### YOUR OBJECTIVE
Each line containing the word "suggests" needs to be copied.

Dataset items:
==================================================

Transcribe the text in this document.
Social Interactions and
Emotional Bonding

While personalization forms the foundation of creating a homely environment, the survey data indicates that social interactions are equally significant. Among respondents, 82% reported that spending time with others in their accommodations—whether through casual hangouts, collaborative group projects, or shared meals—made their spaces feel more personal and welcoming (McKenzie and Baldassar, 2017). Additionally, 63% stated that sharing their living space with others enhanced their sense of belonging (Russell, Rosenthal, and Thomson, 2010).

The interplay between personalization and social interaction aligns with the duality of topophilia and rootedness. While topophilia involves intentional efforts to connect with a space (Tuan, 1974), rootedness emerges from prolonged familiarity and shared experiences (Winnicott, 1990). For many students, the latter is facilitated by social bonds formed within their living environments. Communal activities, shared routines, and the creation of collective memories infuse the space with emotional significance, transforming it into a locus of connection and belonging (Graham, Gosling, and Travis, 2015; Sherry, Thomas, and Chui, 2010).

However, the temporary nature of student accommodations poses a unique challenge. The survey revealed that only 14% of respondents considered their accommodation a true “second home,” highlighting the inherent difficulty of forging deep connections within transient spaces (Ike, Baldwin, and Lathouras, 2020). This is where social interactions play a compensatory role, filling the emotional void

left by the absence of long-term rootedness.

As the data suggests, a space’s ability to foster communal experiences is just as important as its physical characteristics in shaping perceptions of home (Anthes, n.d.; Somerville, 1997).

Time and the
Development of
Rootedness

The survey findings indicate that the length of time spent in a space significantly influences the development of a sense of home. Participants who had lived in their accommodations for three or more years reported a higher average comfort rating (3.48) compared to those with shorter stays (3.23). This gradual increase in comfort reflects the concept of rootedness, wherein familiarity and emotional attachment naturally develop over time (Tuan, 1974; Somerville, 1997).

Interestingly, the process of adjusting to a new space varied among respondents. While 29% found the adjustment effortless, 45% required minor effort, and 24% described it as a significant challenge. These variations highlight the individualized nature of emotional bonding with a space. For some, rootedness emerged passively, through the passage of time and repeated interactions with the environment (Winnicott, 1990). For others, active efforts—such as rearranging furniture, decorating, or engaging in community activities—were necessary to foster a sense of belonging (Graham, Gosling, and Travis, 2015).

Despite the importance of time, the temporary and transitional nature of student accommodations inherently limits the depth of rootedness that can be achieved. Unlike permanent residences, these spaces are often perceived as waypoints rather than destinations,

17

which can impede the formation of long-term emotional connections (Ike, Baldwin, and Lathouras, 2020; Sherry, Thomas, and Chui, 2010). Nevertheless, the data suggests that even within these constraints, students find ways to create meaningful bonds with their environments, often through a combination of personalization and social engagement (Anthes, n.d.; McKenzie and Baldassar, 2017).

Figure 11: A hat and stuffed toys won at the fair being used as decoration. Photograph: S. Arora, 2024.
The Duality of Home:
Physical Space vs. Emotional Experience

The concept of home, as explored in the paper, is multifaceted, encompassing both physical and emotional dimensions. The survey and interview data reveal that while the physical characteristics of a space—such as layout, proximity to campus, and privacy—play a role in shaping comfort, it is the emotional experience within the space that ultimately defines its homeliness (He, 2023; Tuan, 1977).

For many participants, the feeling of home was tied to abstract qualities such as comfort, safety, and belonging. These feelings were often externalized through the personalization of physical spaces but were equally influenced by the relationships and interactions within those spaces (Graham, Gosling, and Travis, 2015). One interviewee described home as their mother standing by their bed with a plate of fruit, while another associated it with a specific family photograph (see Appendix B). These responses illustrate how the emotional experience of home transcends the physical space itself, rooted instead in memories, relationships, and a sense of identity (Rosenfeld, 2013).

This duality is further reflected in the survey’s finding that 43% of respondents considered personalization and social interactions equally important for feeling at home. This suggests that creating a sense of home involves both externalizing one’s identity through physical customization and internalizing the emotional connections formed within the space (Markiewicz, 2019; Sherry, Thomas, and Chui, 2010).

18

==================================================

### RESULT FOR THIS EXERCISE
As the data suggests, a space’s ability to foster communal experiences is just as important as its physical characteristics in shaping perceptions of home (Anthes, n.d.; Somerville, 1997).
which can impede the formation of long-term emotional connections (Ike, Baldwin, and Lathouras, 2020; Sherry, Thomas, and Chui, 2010). Nevertheless, the data suggests that even within these constraints, students find ways to create meaningful bonds with their environments, often through a combination of personalization and social engagement (Anthes, n.d.; McKenzie and Baldassar, 2017).
This duality is further reflected in the survey’s finding that 43% of respondents considered personalization and social interactions equally important for feeling at home. This suggests that creating a sense of home involves both externalizing one’s identity through physical customization and internalizing the emotional connections formed within the space (Markiewicz, 2019; Sherry, Thomas, and Chui, 2010).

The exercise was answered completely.